Problem description:
Pull out every line with the word "this" from the entries below.

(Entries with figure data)
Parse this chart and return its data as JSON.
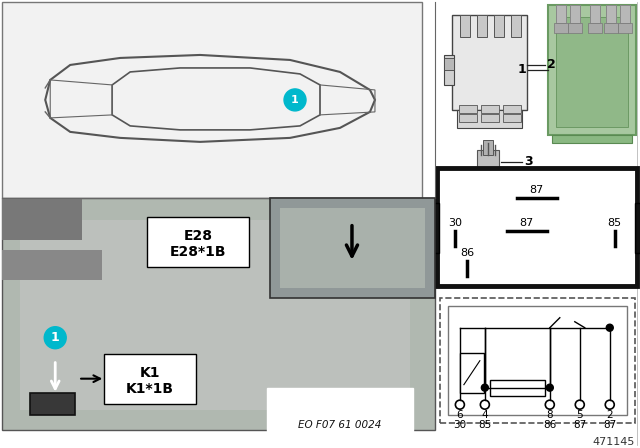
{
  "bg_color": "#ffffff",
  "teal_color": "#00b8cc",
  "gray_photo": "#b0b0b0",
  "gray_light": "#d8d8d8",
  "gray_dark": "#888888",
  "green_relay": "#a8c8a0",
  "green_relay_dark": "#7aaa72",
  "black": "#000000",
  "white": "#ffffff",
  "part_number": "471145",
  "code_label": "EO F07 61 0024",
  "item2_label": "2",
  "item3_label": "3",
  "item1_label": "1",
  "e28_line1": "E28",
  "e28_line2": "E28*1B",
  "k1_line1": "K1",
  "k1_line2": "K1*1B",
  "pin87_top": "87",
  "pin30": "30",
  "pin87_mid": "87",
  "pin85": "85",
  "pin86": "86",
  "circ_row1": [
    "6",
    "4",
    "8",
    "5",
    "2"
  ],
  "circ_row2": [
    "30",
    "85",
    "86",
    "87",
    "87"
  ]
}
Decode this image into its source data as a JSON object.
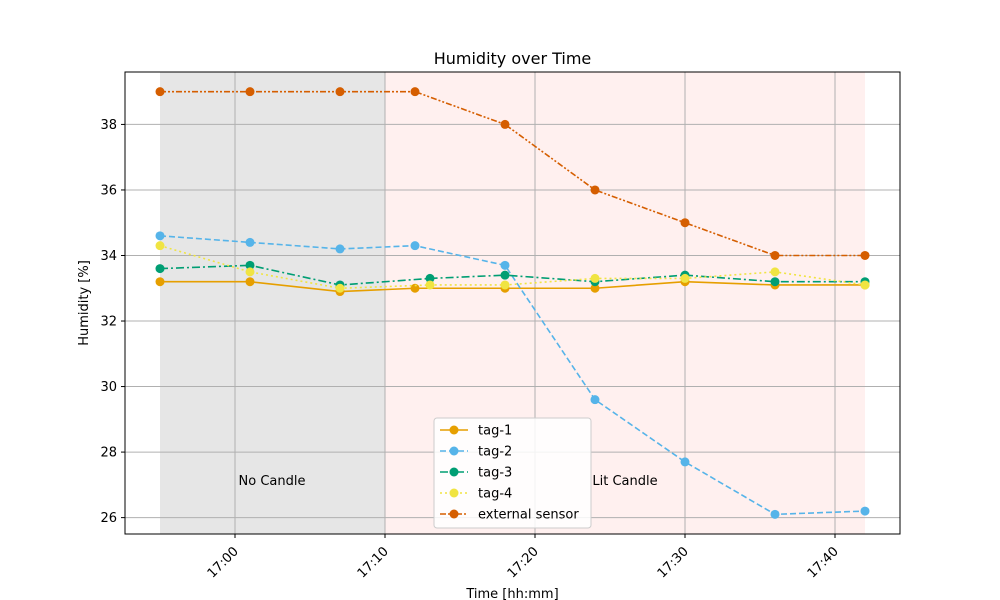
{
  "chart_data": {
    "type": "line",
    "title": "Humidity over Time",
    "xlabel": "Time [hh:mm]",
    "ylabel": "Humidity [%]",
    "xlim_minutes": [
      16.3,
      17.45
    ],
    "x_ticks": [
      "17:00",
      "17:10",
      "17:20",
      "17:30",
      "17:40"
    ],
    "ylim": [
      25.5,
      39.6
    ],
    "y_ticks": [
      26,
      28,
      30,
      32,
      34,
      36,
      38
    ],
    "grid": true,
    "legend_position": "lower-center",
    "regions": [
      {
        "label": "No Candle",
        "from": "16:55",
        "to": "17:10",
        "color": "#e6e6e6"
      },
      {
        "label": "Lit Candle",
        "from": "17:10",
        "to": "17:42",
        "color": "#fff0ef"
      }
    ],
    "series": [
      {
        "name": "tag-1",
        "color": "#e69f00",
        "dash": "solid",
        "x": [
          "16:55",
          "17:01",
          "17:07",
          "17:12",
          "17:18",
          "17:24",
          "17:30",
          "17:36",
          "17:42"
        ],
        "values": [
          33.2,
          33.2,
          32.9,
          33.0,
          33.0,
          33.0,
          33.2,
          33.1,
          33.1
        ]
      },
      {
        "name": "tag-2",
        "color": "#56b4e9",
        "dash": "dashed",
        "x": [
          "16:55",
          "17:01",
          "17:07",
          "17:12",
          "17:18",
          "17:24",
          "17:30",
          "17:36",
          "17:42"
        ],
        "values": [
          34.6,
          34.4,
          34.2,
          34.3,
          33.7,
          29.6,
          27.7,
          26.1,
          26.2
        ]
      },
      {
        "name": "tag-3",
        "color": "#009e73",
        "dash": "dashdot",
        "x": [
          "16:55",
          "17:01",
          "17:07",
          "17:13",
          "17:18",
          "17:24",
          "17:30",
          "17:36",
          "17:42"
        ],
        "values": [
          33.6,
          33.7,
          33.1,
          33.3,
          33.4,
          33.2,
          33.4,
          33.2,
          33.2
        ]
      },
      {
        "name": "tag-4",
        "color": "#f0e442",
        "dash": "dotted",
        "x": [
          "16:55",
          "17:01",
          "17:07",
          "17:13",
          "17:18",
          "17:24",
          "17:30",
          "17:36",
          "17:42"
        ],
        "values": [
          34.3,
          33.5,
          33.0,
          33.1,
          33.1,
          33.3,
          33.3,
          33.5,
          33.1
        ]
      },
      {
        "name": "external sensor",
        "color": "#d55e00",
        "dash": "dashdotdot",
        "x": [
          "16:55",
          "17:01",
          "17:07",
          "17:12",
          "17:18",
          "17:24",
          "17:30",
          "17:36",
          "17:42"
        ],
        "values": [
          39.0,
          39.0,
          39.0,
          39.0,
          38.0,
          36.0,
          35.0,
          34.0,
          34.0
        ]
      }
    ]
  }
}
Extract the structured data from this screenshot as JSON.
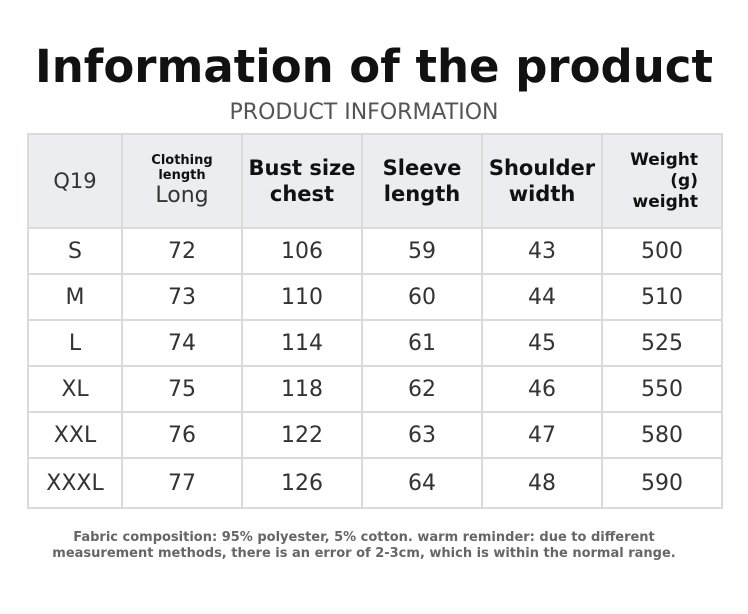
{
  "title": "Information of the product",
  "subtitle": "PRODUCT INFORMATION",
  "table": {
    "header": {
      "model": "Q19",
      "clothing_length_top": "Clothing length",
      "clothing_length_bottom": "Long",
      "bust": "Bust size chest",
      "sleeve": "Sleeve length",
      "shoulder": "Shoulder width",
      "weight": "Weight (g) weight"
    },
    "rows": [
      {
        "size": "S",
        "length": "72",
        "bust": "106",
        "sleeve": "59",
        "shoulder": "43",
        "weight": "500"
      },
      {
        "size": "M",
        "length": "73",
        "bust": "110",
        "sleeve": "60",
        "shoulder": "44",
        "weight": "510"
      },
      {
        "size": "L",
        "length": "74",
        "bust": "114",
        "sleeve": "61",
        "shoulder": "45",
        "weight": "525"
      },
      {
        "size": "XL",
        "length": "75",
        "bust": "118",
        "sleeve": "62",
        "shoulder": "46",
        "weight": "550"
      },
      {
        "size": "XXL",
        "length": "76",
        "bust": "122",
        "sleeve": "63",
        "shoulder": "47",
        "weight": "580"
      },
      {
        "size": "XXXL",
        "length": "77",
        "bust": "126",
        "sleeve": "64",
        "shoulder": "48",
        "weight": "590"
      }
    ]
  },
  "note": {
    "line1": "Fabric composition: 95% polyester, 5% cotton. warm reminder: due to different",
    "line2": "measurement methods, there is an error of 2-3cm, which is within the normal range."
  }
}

Task result:
Parse this chart and return its data as JSON.
Decode this image into its source data as a JSON object.
Extract the structured data from this screenshot as JSON.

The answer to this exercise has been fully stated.